Task requirements: Write every line out verbatim and omit the pictures.

Dataset:

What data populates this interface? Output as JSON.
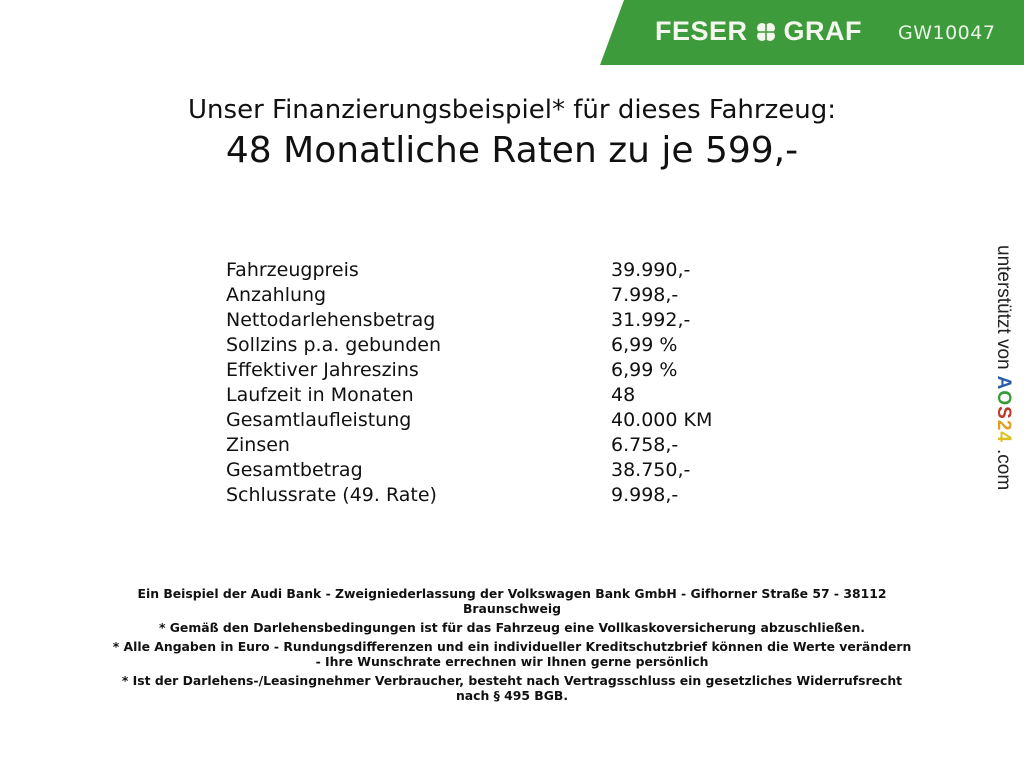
{
  "header": {
    "brand_left": "FESER",
    "brand_right": "GRAF",
    "brand_icon": "clover-icon",
    "vehicle_code": "GW10047",
    "brand_color": "#3e9b3b"
  },
  "title": {
    "line1": "Unser Finanzierungsbeispiel* für dieses Fahrzeug:",
    "line2": "48 Monatliche Raten zu je 599,-"
  },
  "rows": [
    {
      "label": "Fahrzeugpreis",
      "value": "39.990,-"
    },
    {
      "label": "Anzahlung",
      "value": "7.998,-"
    },
    {
      "label": "Nettodarlehensbetrag",
      "value": "31.992,-"
    },
    {
      "label": "Sollzins p.a. gebunden",
      "value": "6,99 %"
    },
    {
      "label": "Effektiver Jahreszins",
      "value": "6,99 %"
    },
    {
      "label": "Laufzeit in Monaten",
      "value": "48"
    },
    {
      "label": "Gesamtlaufleistung",
      "value": "40.000 KM"
    },
    {
      "label": "Zinsen",
      "value": "6.758,-"
    },
    {
      "label": "Gesamtbetrag",
      "value": "38.750,-"
    },
    {
      "label": "Schlussrate (49. Rate)",
      "value": "9.998,-"
    }
  ],
  "side": {
    "text": "unterstützt von",
    "logo": "AOS24",
    "suffix": ".com"
  },
  "footer": [
    [
      "Ein Beispiel der Audi Bank - Zweigniederlassung der Volkswagen Bank GmbH - Gifhorner Straße 57 - 38112",
      "Braunschweig"
    ],
    [
      "* Gemäß den Darlehensbedingungen ist für das Fahrzeug eine Vollkaskoversicherung abzuschließen."
    ],
    [
      "* Alle Angaben in Euro - Rundungsdifferenzen und ein individueller Kreditschutzbrief können die Werte verändern",
      "- Ihre Wunschrate errechnen wir Ihnen gerne persönlich"
    ],
    [
      "* Ist der Darlehens-/Leasingnehmer Verbraucher, besteht nach Vertragsschluss ein gesetzliches Widerrufsrecht",
      "nach § 495 BGB."
    ]
  ]
}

Solved problem:
What data populates this interface? Output as JSON.
{
  "header": {
    "brand_left": "FESER",
    "brand_right": "GRAF",
    "brand_icon": "clover-icon",
    "vehicle_code": "GW10047",
    "brand_color": "#3e9b3b"
  },
  "title": {
    "line1": "Unser Finanzierungsbeispiel* für dieses Fahrzeug:",
    "line2": "48 Monatliche Raten zu je 599,-"
  },
  "rows": [
    {
      "label": "Fahrzeugpreis",
      "value": "39.990,-"
    },
    {
      "label": "Anzahlung",
      "value": "7.998,-"
    },
    {
      "label": "Nettodarlehensbetrag",
      "value": "31.992,-"
    },
    {
      "label": "Sollzins p.a. gebunden",
      "value": "6,99 %"
    },
    {
      "label": "Effektiver Jahreszins",
      "value": "6,99 %"
    },
    {
      "label": "Laufzeit in Monaten",
      "value": "48"
    },
    {
      "label": "Gesamtlaufleistung",
      "value": "40.000 KM"
    },
    {
      "label": "Zinsen",
      "value": "6.758,-"
    },
    {
      "label": "Gesamtbetrag",
      "value": "38.750,-"
    },
    {
      "label": "Schlussrate (49. Rate)",
      "value": "9.998,-"
    }
  ],
  "side": {
    "text": "unterstützt von",
    "logo": "AOS24",
    "suffix": ".com"
  },
  "footer": [
    [
      "Ein Beispiel der Audi Bank - Zweigniederlassung der Volkswagen Bank GmbH - Gifhorner Straße 57 - 38112",
      "Braunschweig"
    ],
    [
      "* Gemäß den Darlehensbedingungen ist für das Fahrzeug eine Vollkaskoversicherung abzuschließen."
    ],
    [
      "* Alle Angaben in Euro - Rundungsdifferenzen und ein individueller Kreditschutzbrief können die Werte verändern",
      "- Ihre Wunschrate errechnen wir Ihnen gerne persönlich"
    ],
    [
      "* Ist der Darlehens-/Leasingnehmer Verbraucher, besteht nach Vertragsschluss ein gesetzliches Widerrufsrecht",
      "nach § 495 BGB."
    ]
  ]
}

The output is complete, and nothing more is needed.